Begin Supplied information

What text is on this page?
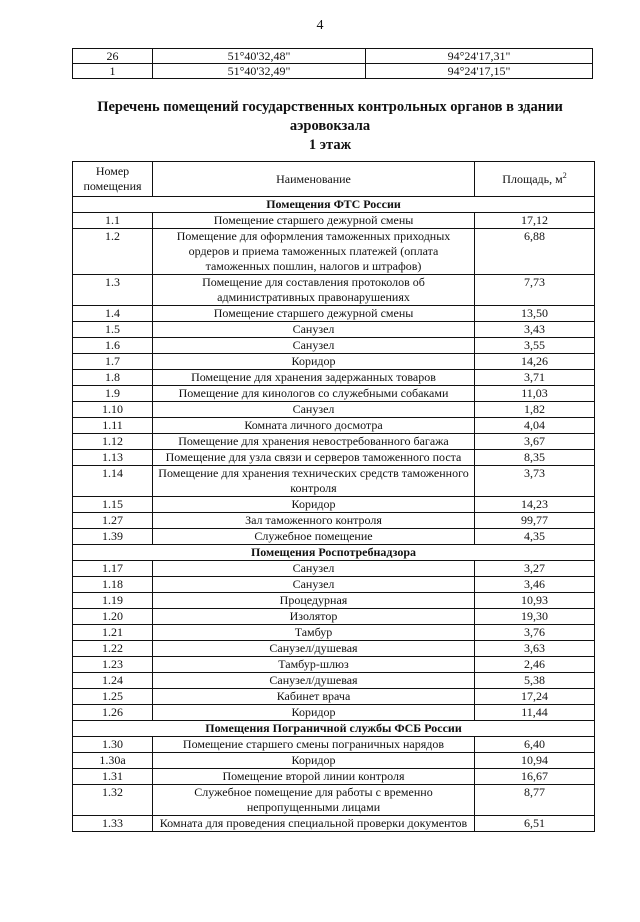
4
26	51°40'32,48"	94°24'17,31"
1	51°40'32,49"	94°24'17,15"
Перечень помещений государственных контрольных органов в здании аэровокзала
1 этаж
Номер помещения	Наименование	Площадь, $м^2$
Помещения ФТС России		
1.1	Помещение старшего дежурной смены	17,12
1.2	Помещение для оформления таможенных приходных ордеров и приема таможенных платежей (оплата таможенных пошлин, налогов и штрафов)	6,88
1.3	Помещение для составления протоколов об административных правонарушениях	7,73
1.4	Помещение старшего дежурной смены	13,50
1.5	Санузел	3,43
1.6	Санузел	3,55
1.7	Коридор	14,26
1.8	Помещение для хранения задержанных товаров	3,71
1.9	Помещение для кинологов со служебными собаками	11,03
1.10	Санузел	1,82
1.11	Комната личного досмотра	4,04
1.12	Помещение для хранения невостребованного багажа	3,67
1.13	Помещение для узла связи и серверов таможенного поста	8,35
1.14	Помещение для хранения технических средств таможенного контроля	3,73
1.15	Коридор	14,23
1.27	Зал таможенного контроля	99,77
1.39	Служебное помещение	4,35
Помещения Роспотребнадзора		
1.17	Санузел	3,27
1.18	Санузел	3,46
1.19	Процедурная	10,93
1.20	Изолятор	19,30
1.21	Тамбур	3,76
1.22	Санузел/душевая	3,63
1.23	Тамбур-шлюз	2,46
1.24	Санузел/душевая	5,38
1.25	Кабинет врача	17,24
1.26	Коридор	11,44
Помещения Пограничной службы ФСБ России		
1.30	Помещение старшего смены пограничных нарядов	6,40
1.30а	Коридор	10,94
1.31	Помещение второй линии контроля	16,67
1.32	Служебное помещение для работы с временно непропущенными лицами	8,77
1.33	Комната для проведения специальной проверки документов	6,51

End Supplied information

| Aim of the task |
Using the listing above, show each line holding the string "Коридор".

| Response to this task |
1.7	Коридор	14,26
1.15	Коридор	14,23
1.26	Коридор	11,44
1.30а	Коридор	10,94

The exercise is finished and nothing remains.